Source data

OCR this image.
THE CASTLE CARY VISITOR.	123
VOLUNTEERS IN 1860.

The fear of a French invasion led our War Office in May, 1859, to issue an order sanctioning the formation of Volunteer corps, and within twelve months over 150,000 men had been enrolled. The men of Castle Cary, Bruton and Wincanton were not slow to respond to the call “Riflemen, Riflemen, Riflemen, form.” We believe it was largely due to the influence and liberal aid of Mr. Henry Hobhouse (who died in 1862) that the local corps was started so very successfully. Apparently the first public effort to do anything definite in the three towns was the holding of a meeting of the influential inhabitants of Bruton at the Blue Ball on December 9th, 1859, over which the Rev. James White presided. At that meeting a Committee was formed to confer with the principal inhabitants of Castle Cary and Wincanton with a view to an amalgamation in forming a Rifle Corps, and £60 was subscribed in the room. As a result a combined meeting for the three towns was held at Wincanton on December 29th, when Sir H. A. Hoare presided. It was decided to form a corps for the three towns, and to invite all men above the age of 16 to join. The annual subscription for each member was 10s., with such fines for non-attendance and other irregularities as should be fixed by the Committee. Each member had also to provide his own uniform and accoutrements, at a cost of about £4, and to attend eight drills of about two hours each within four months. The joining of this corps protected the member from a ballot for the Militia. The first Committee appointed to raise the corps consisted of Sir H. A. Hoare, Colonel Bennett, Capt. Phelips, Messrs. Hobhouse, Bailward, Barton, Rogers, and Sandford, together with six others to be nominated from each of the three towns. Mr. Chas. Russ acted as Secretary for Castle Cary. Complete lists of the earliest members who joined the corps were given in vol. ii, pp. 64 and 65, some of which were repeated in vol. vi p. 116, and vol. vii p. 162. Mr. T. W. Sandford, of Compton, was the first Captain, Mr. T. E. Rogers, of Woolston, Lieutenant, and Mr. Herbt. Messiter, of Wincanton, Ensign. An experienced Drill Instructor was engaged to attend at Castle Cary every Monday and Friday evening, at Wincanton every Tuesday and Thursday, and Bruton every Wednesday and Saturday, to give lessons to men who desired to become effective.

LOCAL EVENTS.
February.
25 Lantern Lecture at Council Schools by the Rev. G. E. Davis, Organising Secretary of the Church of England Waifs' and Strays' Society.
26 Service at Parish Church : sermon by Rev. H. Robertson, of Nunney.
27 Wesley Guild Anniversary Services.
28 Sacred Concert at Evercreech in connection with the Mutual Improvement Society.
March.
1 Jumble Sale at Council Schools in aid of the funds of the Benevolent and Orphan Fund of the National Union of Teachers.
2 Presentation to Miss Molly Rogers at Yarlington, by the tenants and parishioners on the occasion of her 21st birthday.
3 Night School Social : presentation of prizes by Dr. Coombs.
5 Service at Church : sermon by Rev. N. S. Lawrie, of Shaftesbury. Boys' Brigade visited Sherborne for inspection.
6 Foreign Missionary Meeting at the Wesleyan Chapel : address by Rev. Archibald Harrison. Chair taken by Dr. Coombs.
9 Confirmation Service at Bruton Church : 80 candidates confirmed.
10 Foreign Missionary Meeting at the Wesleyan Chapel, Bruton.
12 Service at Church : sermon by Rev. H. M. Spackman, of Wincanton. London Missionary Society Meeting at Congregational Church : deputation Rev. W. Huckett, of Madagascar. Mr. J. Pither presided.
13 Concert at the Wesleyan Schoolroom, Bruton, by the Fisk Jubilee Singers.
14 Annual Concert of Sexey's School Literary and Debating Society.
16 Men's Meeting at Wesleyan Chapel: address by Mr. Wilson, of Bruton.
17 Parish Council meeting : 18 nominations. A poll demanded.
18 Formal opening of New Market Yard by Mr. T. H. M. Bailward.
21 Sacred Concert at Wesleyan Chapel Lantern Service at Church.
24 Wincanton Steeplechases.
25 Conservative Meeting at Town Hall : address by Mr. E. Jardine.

*Instruction*. Pull every line containing "Concert" from the material above.

*Output*.
28 Sacred Concert at Evercreech in connection with the Mutual Improvement Society.
13 Concert at the Wesleyan Schoolroom, Bruton, by the Fisk Jubilee Singers.
14 Annual Concert of Sexey's School Literary and Debating Society.
21 Sacred Concert at Wesleyan Chapel Lantern Service at Church.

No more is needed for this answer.